*Problem requirements*.
Records follow. Pull out every line that contains "采用抽样调查方式".

*Entries supplied*.

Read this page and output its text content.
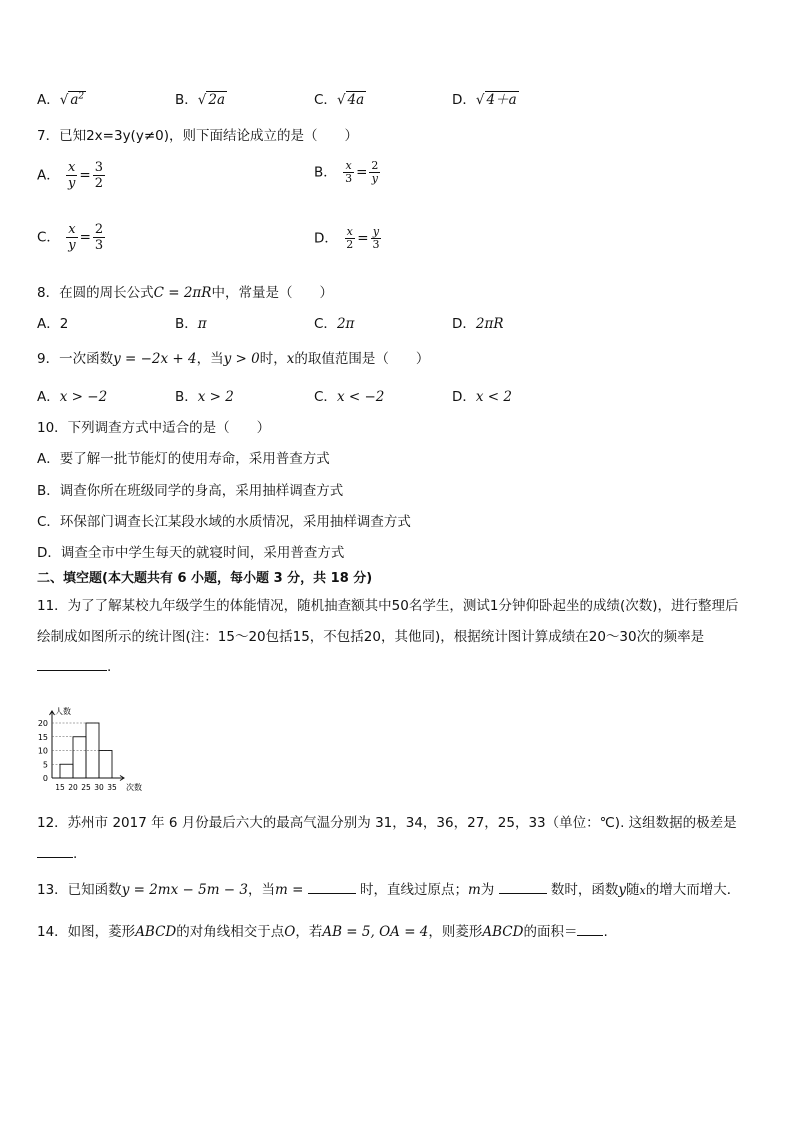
A．√ $a^2$	B．√ 2a	C．√ 4a	D．√ 4＋a
7．已知2x=3y(y≠0)，则下面结论成立的是（　　）
A． $\frac{x}{y} = \frac{3}{2}$	B． $\frac{x}{3} = \frac{2}{y}$
C． $\frac{x}{y} = \frac{2}{3}$	D． $\frac{x}{2} = \frac{y}{3}$
8．在圆的周长公式C = 2πR中，常量是（　　）
A．2	B．π	C．2π	D．2πR
9．一次函数y = −2x + 4，当y > 0时，x的取值范围是（　　）
A．x > −2	B．x > 2	C．x < −2	D．x < 2
10．下列调查方式中适合的是（　　）
A．要了解一批节能灯的使用寿命，采用普查方式
B．调查你所在班级同学的身高，采用抽样调查方式
C．环保部门调查长江某段水域的水质情况，采用抽样调查方式
D．调查全市中学生每天的就寝时间，采用普查方式
二、填空题(本大题共有 6 小题，每小题 3 分，共 18 分)
11．为了了解某校九年级学生的体能情况，随机抽查额其中50名学生，测试1分钟仰卧起坐的成绩(次数)，进行整理后
绘制成如图所示的统计图(注：15～20包括15，不包括20，其他同)，根据统计图计算成绩在20～30次的频率是
.
人数
次数
0
5
10
15
20
15 20 25 30 35
12．苏州市 2017 年 6 月份最后六大的最高气温分别为 31，34，36，27，25，33（单位：℃). 这组数据的极差是
.
13．已知函数y = 2mx − 5m − 3，当m =	时，直线过原点；m为	数时，函数y随x的增大而增大．
14．如图，菱形ABCD的对角线相交于点O，若AB = 5, OA = 4，则菱形ABCD的面积＝ .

*Answer to this exercise*.
B．调查你所在班级同学的身高，采用抽样调查方式
C．环保部门调查长江某段水域的水质情况，采用抽样调查方式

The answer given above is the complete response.